#### Exercise directions
Reproduce each line bearing the word "vous".

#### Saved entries

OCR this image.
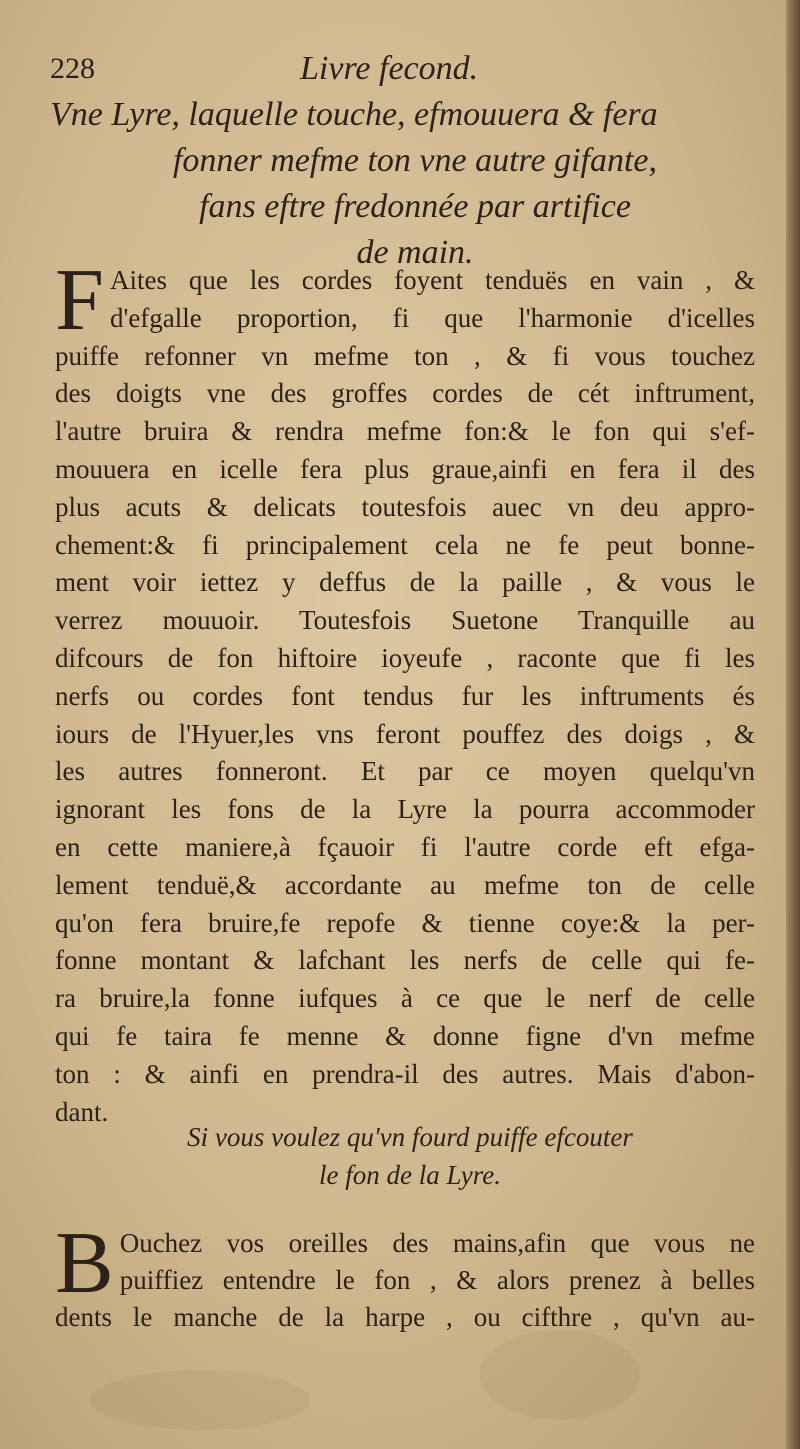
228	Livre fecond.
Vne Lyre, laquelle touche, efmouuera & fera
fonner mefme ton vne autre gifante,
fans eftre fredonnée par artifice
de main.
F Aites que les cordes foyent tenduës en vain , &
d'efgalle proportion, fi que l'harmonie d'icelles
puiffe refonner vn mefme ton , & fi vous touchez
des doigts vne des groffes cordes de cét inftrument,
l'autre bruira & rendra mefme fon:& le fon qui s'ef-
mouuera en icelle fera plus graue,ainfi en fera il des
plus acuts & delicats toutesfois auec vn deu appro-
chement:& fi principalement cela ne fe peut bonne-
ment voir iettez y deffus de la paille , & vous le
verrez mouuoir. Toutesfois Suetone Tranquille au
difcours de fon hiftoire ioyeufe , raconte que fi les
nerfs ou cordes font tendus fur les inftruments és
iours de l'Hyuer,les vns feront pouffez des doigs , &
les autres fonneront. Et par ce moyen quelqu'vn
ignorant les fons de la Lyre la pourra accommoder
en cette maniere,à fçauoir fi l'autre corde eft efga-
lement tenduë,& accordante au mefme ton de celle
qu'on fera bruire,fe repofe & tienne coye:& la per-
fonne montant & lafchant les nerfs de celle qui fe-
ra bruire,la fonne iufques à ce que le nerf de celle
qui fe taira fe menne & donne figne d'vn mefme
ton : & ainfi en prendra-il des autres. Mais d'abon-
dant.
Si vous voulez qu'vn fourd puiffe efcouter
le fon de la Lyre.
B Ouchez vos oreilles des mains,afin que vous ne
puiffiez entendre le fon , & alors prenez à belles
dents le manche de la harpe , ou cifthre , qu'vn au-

#### Task output
puiffe refonner vn mefme ton , & fi vous touchez
ment voir iettez y deffus de la paille , & vous le
Si vous voulez qu'vn fourd puiffe efcouter
B Ouchez vos oreilles des mains,afin que vous ne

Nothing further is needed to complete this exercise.